[Rows from a dataset]
_ _ _
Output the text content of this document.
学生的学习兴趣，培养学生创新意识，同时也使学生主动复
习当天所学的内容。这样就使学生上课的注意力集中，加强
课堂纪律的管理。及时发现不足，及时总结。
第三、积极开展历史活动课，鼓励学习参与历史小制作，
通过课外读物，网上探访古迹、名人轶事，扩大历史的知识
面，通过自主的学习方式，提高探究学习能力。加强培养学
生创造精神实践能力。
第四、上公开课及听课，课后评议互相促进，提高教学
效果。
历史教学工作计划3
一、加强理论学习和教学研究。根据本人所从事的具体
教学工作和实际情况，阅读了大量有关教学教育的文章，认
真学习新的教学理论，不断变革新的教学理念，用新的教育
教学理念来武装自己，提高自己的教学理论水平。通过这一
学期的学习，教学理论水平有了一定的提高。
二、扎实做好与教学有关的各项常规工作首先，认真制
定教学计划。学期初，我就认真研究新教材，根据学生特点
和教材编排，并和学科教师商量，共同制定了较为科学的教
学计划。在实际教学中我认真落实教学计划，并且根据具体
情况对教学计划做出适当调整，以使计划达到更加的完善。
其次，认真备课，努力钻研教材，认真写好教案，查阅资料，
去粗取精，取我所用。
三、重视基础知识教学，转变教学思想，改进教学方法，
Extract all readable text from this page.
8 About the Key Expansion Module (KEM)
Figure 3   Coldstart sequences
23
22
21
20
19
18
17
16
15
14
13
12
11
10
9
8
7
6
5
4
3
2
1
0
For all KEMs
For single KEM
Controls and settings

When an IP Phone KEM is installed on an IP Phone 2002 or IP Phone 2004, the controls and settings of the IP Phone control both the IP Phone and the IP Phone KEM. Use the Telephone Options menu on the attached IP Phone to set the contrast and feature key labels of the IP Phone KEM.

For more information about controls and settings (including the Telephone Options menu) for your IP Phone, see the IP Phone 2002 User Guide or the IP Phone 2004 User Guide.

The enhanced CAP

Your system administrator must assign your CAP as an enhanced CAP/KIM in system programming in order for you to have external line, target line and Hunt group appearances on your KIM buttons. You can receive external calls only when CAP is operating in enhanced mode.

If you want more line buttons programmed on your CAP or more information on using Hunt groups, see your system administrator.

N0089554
_ _ _
▶ [WORK INSTRUCTIONS]: Reproduce the listing above verbatim, from first line to last.

▶ [ANSWER TO THIS TASK]:
Output the text content of this document.
学生的学习兴趣，培养学生创新意识，同时也使学生主动复
习当天所学的内容。这样就使学生上课的注意力集中，加强
课堂纪律的管理。及时发现不足，及时总结。
第三、积极开展历史活动课，鼓励学习参与历史小制作，
通过课外读物，网上探访古迹、名人轶事，扩大历史的知识
面，通过自主的学习方式，提高探究学习能力。加强培养学
生创造精神实践能力。
第四、上公开课及听课，课后评议互相促进，提高教学
效果。
历史教学工作计划3
一、加强理论学习和教学研究。根据本人所从事的具体
教学工作和实际情况，阅读了大量有关教学教育的文章，认
真学习新的教学理论，不断变革新的教学理念，用新的教育
教学理念来武装自己，提高自己的教学理论水平。通过这一
学期的学习，教学理论水平有了一定的提高。
二、扎实做好与教学有关的各项常规工作首先，认真制
定教学计划。学期初，我就认真研究新教材，根据学生特点
和教材编排，并和学科教师商量，共同制定了较为科学的教
学计划。在实际教学中我认真落实教学计划，并且根据具体
情况对教学计划做出适当调整，以使计划达到更加的完善。
其次，认真备课，努力钻研教材，认真写好教案，查阅资料，
去粗取精，取我所用。
三、重视基础知识教学，转变教学思想，改进教学方法，
Extract all readable text from this page.
8 About the Key Expansion Module (KEM)
Figure 3   Coldstart sequences
23
22
21
20
19
18
17
16
15
14
13
12
11
10
9
8
7
6
5
4
3
2
1
0
For all KEMs
For single KEM
Controls and settings

When an IP Phone KEM is installed on an IP Phone 2002 or IP Phone 2004, the controls and settings of the IP Phone control both the IP Phone and the IP Phone KEM. Use the Telephone Options menu on the attached IP Phone to set the contrast and feature key labels of the IP Phone KEM.

For more information about controls and settings (including the Telephone Options menu) for your IP Phone, see the IP Phone 2002 User Guide or the IP Phone 2004 User Guide.

The enhanced CAP

Your system administrator must assign your CAP as an enhanced CAP/KIM in system programming in order for you to have external line, target line and Hunt group appearances on your KIM buttons. You can receive external calls only when CAP is operating in enhanced mode.

If you want more line buttons programmed on your CAP or more information on using Hunt groups, see your system administrator.

N0089554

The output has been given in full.